[Begin]

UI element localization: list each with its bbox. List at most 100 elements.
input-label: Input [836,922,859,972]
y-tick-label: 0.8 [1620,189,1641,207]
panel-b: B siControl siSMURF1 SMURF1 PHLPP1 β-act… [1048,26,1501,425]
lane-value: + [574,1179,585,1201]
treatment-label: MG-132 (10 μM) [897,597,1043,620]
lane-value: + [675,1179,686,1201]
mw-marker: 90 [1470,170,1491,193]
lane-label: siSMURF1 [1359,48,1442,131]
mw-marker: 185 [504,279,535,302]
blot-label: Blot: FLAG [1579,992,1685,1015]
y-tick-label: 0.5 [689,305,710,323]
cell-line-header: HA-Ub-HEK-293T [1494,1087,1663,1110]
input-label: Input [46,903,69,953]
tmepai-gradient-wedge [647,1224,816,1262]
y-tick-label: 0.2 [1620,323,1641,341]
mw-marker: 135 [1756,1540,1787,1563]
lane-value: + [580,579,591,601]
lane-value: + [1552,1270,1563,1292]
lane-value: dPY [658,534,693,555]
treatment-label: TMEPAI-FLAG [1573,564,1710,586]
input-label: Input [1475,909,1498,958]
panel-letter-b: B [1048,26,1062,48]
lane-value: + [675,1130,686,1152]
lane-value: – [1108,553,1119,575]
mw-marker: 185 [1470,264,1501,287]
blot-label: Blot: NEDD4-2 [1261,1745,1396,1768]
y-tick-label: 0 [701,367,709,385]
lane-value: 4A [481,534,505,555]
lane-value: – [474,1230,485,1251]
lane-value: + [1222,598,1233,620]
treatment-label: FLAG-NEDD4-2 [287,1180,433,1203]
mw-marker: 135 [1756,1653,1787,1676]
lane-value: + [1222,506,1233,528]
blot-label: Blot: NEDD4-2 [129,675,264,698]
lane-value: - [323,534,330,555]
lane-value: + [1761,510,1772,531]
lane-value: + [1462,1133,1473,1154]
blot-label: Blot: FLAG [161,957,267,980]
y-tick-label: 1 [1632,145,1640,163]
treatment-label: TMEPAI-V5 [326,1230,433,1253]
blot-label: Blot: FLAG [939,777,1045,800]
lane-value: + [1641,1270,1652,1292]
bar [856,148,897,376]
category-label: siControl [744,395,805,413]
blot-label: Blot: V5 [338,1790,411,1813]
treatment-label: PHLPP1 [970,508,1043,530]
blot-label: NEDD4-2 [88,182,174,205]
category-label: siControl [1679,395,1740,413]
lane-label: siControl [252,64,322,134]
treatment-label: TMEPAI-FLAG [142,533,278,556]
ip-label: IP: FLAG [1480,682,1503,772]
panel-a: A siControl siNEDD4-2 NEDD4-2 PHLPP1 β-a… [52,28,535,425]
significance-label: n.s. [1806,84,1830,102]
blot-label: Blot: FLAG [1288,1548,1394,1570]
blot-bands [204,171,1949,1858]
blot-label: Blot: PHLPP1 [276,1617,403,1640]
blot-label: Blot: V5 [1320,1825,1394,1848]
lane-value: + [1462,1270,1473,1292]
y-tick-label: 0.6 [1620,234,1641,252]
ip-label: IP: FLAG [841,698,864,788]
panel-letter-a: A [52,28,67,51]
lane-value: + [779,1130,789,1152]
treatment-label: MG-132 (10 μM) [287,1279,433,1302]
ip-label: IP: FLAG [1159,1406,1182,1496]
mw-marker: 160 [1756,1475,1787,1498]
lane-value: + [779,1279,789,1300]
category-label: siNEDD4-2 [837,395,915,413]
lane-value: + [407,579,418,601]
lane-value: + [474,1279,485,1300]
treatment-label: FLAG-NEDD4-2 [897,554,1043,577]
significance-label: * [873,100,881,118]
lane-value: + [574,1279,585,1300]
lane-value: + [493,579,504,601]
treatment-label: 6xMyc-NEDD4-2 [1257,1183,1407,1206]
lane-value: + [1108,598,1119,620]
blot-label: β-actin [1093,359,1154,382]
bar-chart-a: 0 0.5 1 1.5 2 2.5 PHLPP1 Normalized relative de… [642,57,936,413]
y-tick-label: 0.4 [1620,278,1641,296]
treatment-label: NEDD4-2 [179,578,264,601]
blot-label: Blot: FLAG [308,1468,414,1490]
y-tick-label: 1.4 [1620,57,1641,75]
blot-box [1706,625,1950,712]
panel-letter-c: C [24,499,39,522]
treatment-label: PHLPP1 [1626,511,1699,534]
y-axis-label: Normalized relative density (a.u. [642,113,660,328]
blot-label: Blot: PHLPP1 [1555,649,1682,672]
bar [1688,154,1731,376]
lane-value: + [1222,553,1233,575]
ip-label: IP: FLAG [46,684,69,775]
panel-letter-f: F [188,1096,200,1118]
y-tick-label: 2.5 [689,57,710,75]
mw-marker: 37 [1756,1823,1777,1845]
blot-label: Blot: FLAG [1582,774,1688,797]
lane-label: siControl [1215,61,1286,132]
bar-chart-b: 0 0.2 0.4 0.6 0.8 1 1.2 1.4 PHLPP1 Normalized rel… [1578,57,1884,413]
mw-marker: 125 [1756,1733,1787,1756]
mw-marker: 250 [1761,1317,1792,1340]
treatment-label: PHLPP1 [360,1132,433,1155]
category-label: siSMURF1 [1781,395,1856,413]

[End]

◆ Task to complete
Print the records from their first line through the line containing "y-tick-label: 0.5 [689,305,710,323]", including both ends. Reproduce each line without any change.

◆ Answer for the task
UI element localization: list each with its bbox. List at most 100 elements.
input-label: Input [836,922,859,972]
y-tick-label: 0.8 [1620,189,1641,207]
panel-b: B siControl siSMURF1 SMURF1 PHLPP1 β-act… [1048,26,1501,425]
lane-value: + [574,1179,585,1201]
treatment-label: MG-132 (10 μM) [897,597,1043,620]
lane-value: + [675,1179,686,1201]
mw-marker: 90 [1470,170,1491,193]
lane-label: siSMURF1 [1359,48,1442,131]
mw-marker: 185 [504,279,535,302]
blot-label: Blot: FLAG [1579,992,1685,1015]
y-tick-label: 0.5 [689,305,710,323]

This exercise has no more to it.